Extract every line where the string "this" appears.

*EXERCISE MATERIAL*
——————
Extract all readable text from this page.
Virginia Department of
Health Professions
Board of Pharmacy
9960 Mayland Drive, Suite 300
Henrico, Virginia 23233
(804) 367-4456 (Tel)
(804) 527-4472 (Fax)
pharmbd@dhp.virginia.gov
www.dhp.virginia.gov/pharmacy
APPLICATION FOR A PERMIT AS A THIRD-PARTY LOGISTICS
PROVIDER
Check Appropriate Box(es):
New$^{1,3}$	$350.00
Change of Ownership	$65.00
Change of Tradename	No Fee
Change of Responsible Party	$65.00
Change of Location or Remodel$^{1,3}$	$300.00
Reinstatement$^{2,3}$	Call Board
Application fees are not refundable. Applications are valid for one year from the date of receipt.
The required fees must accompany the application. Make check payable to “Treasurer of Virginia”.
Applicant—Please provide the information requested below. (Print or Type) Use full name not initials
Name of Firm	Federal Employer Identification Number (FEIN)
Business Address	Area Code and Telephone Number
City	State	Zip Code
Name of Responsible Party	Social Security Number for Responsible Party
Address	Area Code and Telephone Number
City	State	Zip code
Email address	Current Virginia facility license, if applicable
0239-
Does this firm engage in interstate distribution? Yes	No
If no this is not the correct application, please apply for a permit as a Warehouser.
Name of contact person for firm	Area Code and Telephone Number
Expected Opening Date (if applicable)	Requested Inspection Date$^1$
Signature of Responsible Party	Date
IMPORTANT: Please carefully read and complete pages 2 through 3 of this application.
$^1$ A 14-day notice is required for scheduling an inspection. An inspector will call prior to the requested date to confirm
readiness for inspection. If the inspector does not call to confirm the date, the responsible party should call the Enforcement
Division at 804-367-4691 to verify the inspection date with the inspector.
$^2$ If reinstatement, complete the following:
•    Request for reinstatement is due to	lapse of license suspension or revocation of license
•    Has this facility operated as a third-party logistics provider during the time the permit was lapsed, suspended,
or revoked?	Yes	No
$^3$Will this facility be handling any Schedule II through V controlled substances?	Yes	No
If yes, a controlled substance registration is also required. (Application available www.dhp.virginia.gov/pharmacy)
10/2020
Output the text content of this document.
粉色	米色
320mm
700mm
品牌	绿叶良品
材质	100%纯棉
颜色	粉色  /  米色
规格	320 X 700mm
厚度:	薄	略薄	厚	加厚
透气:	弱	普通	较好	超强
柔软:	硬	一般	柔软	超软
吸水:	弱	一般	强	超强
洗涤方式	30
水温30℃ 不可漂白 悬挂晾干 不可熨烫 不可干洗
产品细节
——————
*FINAL ANSWER*
Extract all readable text from this page.
Does this firm engage in interstate distribution? Yes	No
If no this is not the correct application, please apply for a permit as a Warehouser.
IMPORTANT: Please carefully read and complete pages 2 through 3 of this application.
•    Has this facility operated as a third-party logistics provider during the time the permit was lapsed, suspended,
$^3$Will this facility be handling any Schedule II through V controlled substances?	Yes	No
Output the text content of this document.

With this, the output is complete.